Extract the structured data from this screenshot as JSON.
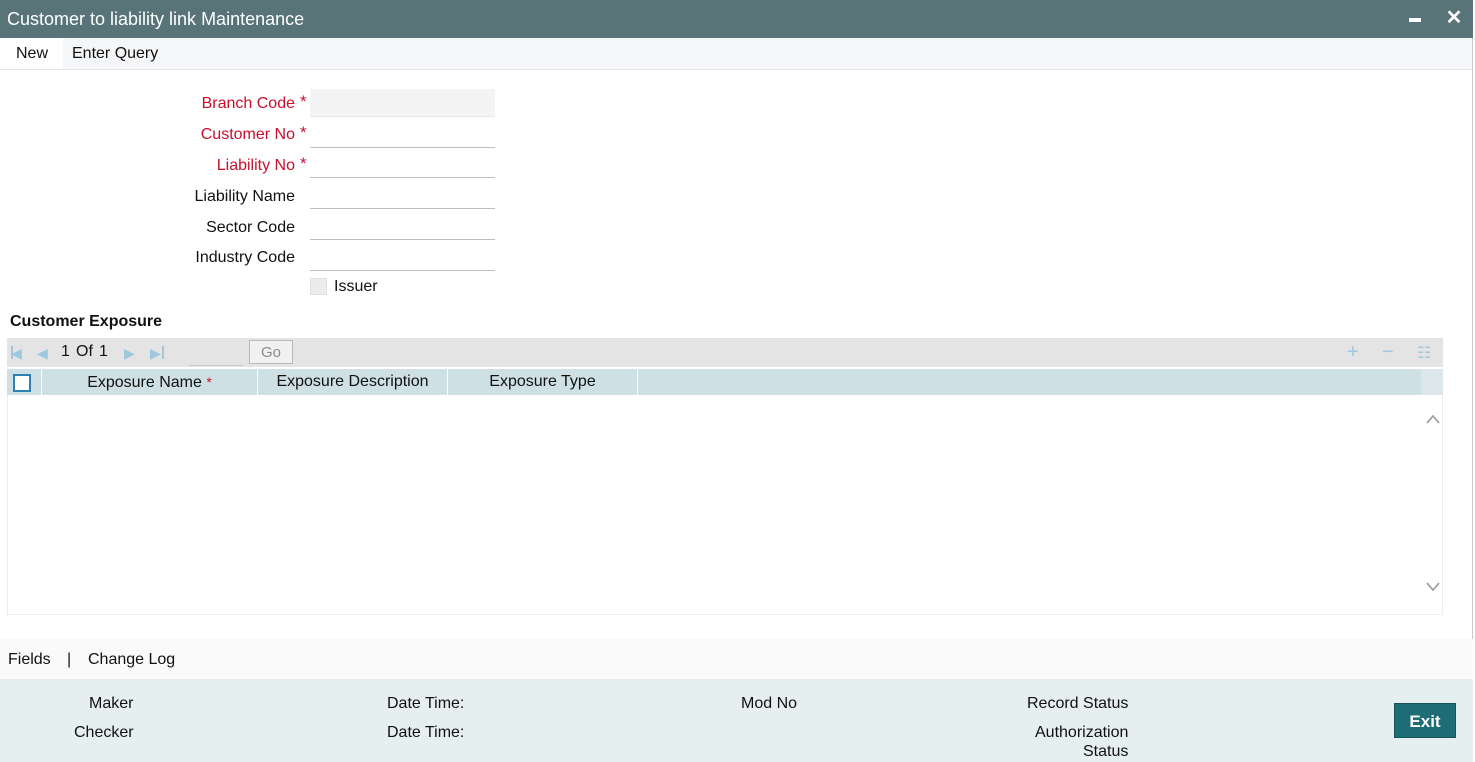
{
  "window": {
    "title": "Customer to liability link Maintenance"
  },
  "menu": {
    "new": "New",
    "enter_query": "Enter Query"
  },
  "form": {
    "branch_code": {
      "label": "Branch Code",
      "value": ""
    },
    "customer_no": {
      "label": "Customer No",
      "value": ""
    },
    "liability_no": {
      "label": "Liability No",
      "value": ""
    },
    "liability_name": {
      "label": "Liability Name",
      "value": ""
    },
    "sector_code": {
      "label": "Sector Code",
      "value": ""
    },
    "industry_code": {
      "label": "Industry Code",
      "value": ""
    },
    "issuer": {
      "label": "Issuer",
      "checked": false
    },
    "required_marker": "*"
  },
  "exposure": {
    "title": "Customer Exposure",
    "pager": {
      "current": "1",
      "of": "Of",
      "total": "1",
      "go": "Go"
    },
    "columns": [
      "Exposure Name",
      "Exposure Description",
      "Exposure Type"
    ],
    "rows": []
  },
  "footer": {
    "fields": "Fields",
    "separator": "|",
    "change_log": "Change Log"
  },
  "audit": {
    "maker": "Maker",
    "checker": "Checker",
    "date_time_1": "Date Time:",
    "date_time_2": "Date Time:",
    "mod_no": "Mod No",
    "record_status": "Record Status",
    "authorization": "Authorization",
    "status": "Status",
    "exit": "Exit"
  },
  "colors": {
    "titlebar": "#587479",
    "required": "#c8102e",
    "exit": "#1e6c76",
    "grid_header": "#cfe0e5"
  }
}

·····

Leaving the pictures aside, transcribe the entire listing exactly.

* SOLUTION TO THE PROBLEM
Extract the structured data from this screenshot as JSON.
{
  "window": {
    "title": "Customer to liability link Maintenance"
  },
  "menu": {
    "new": "New",
    "enter_query": "Enter Query"
  },
  "form": {
    "branch_code": {
      "label": "Branch Code",
      "value": ""
    },
    "customer_no": {
      "label": "Customer No",
      "value": ""
    },
    "liability_no": {
      "label": "Liability No",
      "value": ""
    },
    "liability_name": {
      "label": "Liability Name",
      "value": ""
    },
    "sector_code": {
      "label": "Sector Code",
      "value": ""
    },
    "industry_code": {
      "label": "Industry Code",
      "value": ""
    },
    "issuer": {
      "label": "Issuer",
      "checked": false
    },
    "required_marker": "*"
  },
  "exposure": {
    "title": "Customer Exposure",
    "pager": {
      "current": "1",
      "of": "Of",
      "total": "1",
      "go": "Go"
    },
    "columns": [
      "Exposure Name",
      "Exposure Description",
      "Exposure Type"
    ],
    "rows": []
  },
  "footer": {
    "fields": "Fields",
    "separator": "|",
    "change_log": "Change Log"
  },
  "audit": {
    "maker": "Maker",
    "checker": "Checker",
    "date_time_1": "Date Time:",
    "date_time_2": "Date Time:",
    "mod_no": "Mod No",
    "record_status": "Record Status",
    "authorization": "Authorization",
    "status": "Status",
    "exit": "Exit"
  },
  "colors": {
    "titlebar": "#587479",
    "required": "#c8102e",
    "exit": "#1e6c76",
    "grid_header": "#cfe0e5"
  }
}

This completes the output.